### STATED GOAL
Drop the pictures, then extract the listing word for word.

### DATASET ENTRIES
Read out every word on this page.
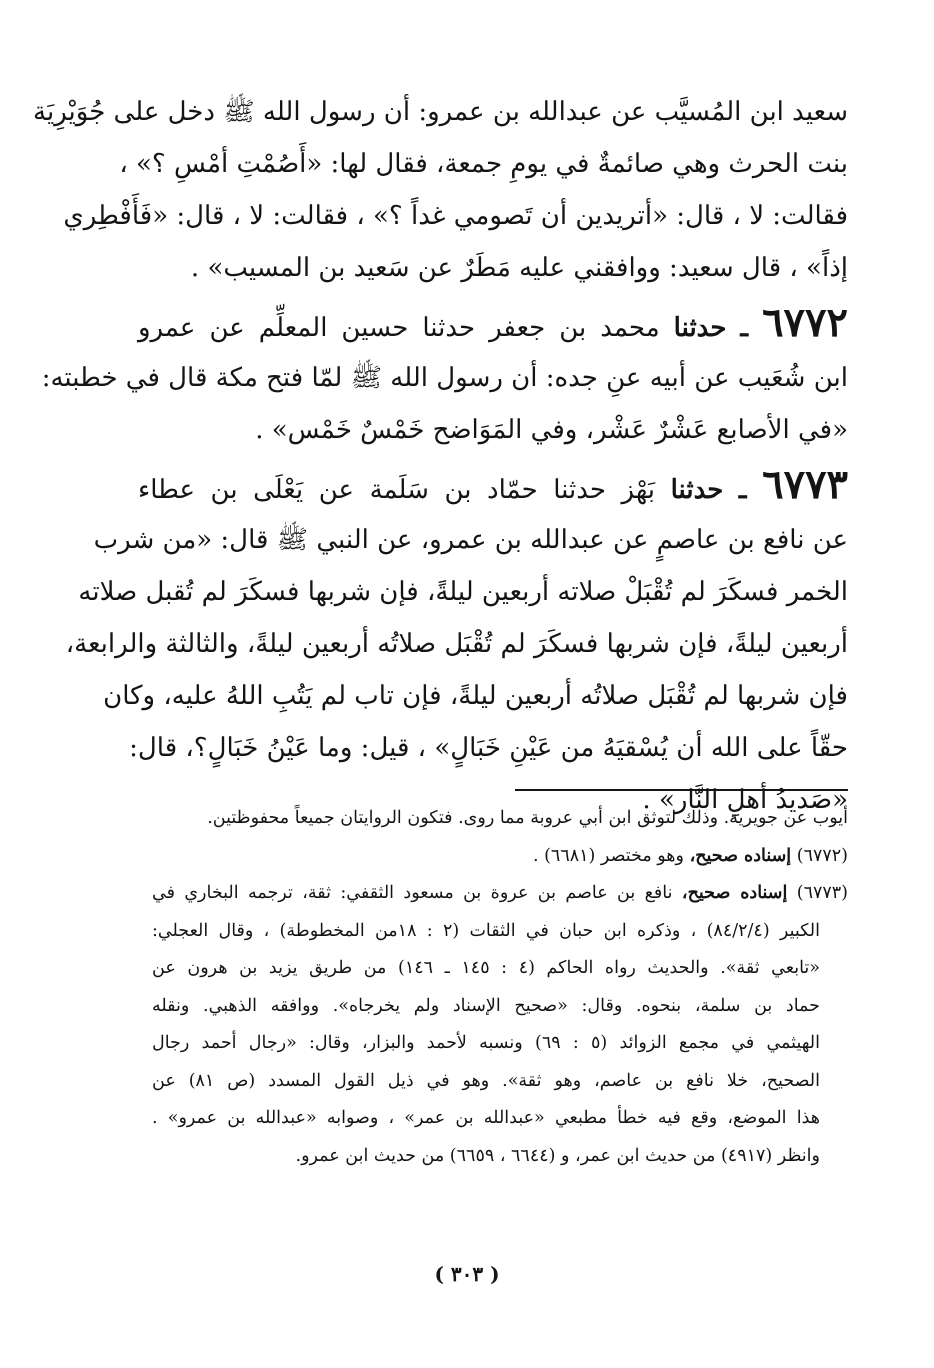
سعيد ابن المُسيَّب عن عبدالله بن عمرو: أن رسول الله ﷺ دخل على جُوَيْرِيَة
بنت الحرث وهي صائمةٌ في يومِ جمعة، فقال لها: «أَصُمْتِ أمْسِ ؟» ،
فقالت: لا ، قال: «أتريدين أن تَصومي غداً ؟» ، فقالت: لا ، قال: «فَأَفْطِري
إذاً» ، قال سعيد: ووافقني عليه مَطَرٌ عن سَعيد بن المسيب» .
٦٧٧٢ ـ حدثنا محمد بن جعفر حدثنا حسين المعلِّم عن عمرو
ابن شُعَيب عن أبيه عنِ جده: أن رسول الله ﷺ لمّا فتح مكة قال في خطبته:
«في الأصابع عَشْرٌ عَشْر، وفي المَوَاضح خَمْسٌ خَمْس» .
٦٧٧٣ ـ حدثنا بَهْز حدثنا حمّاد بن سَلَمة عن يَعْلَى بن عطاء
عن نافع بن عاصمٍ عن عبدالله بن عمرو، عن النبي ﷺ قال: «من شرب
الخمر فسكَرَ لم تُقْبَلْ صلاته أربعين ليلةً، فإن شربها فسكَرَ لم تُقبل صلاته
أربعين ليلةً، فإن شربها فسكَرَ لم تُقْبَل صلاتُه أربعين ليلةً، والثالثة والرابعة،
فإن شربها لم تُقْبَل صلاتُه أربعين ليلةً، فإن تاب لم يَتُبِ اللهُ عليه، وكان
حقّاً على الله أن يُسْقيَهُ من عَيْنِ خَبَالٍ» ، قيل: وما عَيْنُ خَبَالٍ؟، قال:
«صَديدُ أهلِ النَّار» .
أيوب عن جويرية. وذلك لتوثق ابن أبي عروبة مما روى. فتكون الروايتان جميعاً محفوظتين.
(٦٧٧٢) إسناده صحيح، وهو مختصر (٦٦٨١) .
(٦٧٧٣) إسناده صحيح، نافع بن عاصم بن عروة بن مسعود الثقفي: ثقة، ترجمه البخاري في
الكبير (٨٤/٢/٤) ، وذكره ابن حبان في الثقات (٢ : ١٨من المخطوطة) ، وقال العجلي:
«تابعي ثقة». والحديث رواه الحاكم (٤ : ١٤٥ ـ ١٤٦) من طريق يزيد بن هرون عن
حماد بن سلمة، بنحوه. وقال: «صحيح الإسناد ولم يخرجاه». ووافقه الذهبي. ونقله
الهيثمي في مجمع الزوائد (٥ : ٦٩) ونسبه لأحمد والبزار، وقال: «رجال أحمد رجال
الصحيح، خلا نافع بن عاصم، وهو ثقة». وهو في ذيل القول المسدد (ص ٨١) عن
هذا الموضع، وقع فيه خطأ مطبعي «عبدالله بن عمر» ، وصوابه «عبدالله بن عمرو» .
وانظر (٤٩١٧) من حديث ابن عمر، و (٦٦٤٤ ، ٦٦٥٩) من حديث ابن عمرو.
( ٣٠٣ )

### EXERCISE ANSWER
Read out every word on this page.
سعيد ابن المُسيَّب عن عبدالله بن عمرو: أن رسول الله ﷺ دخل على جُوَيْرِيَة
بنت الحرث وهي صائمةٌ في يومِ جمعة، فقال لها: «أَصُمْتِ أمْسِ ؟» ،
فقالت: لا ، قال: «أتريدين أن تَصومي غداً ؟» ، فقالت: لا ، قال: «فَأَفْطِري
إذاً» ، قال سعيد: ووافقني عليه مَطَرٌ عن سَعيد بن المسيب» .
٦٧٧٢ ـ حدثنا محمد بن جعفر حدثنا حسين المعلِّم عن عمرو
ابن شُعَيب عن أبيه عنِ جده: أن رسول الله ﷺ لمّا فتح مكة قال في خطبته:
«في الأصابع عَشْرٌ عَشْر، وفي المَوَاضح خَمْسٌ خَمْس» .
٦٧٧٣ ـ حدثنا بَهْز حدثنا حمّاد بن سَلَمة عن يَعْلَى بن عطاء
عن نافع بن عاصمٍ عن عبدالله بن عمرو، عن النبي ﷺ قال: «من شرب
الخمر فسكَرَ لم تُقْبَلْ صلاته أربعين ليلةً، فإن شربها فسكَرَ لم تُقبل صلاته
أربعين ليلةً، فإن شربها فسكَرَ لم تُقْبَل صلاتُه أربعين ليلةً، والثالثة والرابعة،
فإن شربها لم تُقْبَل صلاتُه أربعين ليلةً، فإن تاب لم يَتُبِ اللهُ عليه، وكان
حقّاً على الله أن يُسْقيَهُ من عَيْنِ خَبَالٍ» ، قيل: وما عَيْنُ خَبَالٍ؟، قال:
«صَديدُ أهلِ النَّار» .
أيوب عن جويرية. وذلك لتوثق ابن أبي عروبة مما روى. فتكون الروايتان جميعاً محفوظتين.
(٦٧٧٢) إسناده صحيح، وهو مختصر (٦٦٨١) .
(٦٧٧٣) إسناده صحيح، نافع بن عاصم بن عروة بن مسعود الثقفي: ثقة، ترجمه البخاري في
الكبير (٨٤/٢/٤) ، وذكره ابن حبان في الثقات (٢ : ١٨من المخطوطة) ، وقال العجلي:
«تابعي ثقة». والحديث رواه الحاكم (٤ : ١٤٥ ـ ١٤٦) من طريق يزيد بن هرون عن
حماد بن سلمة، بنحوه. وقال: «صحيح الإسناد ولم يخرجاه». ووافقه الذهبي. ونقله
الهيثمي في مجمع الزوائد (٥ : ٦٩) ونسبه لأحمد والبزار، وقال: «رجال أحمد رجال
الصحيح، خلا نافع بن عاصم، وهو ثقة». وهو في ذيل القول المسدد (ص ٨١) عن
هذا الموضع، وقع فيه خطأ مطبعي «عبدالله بن عمر» ، وصوابه «عبدالله بن عمرو» .
وانظر (٤٩١٧) من حديث ابن عمر، و (٦٦٤٤ ، ٦٦٥٩) من حديث ابن عمرو.
( ٣٠٣ )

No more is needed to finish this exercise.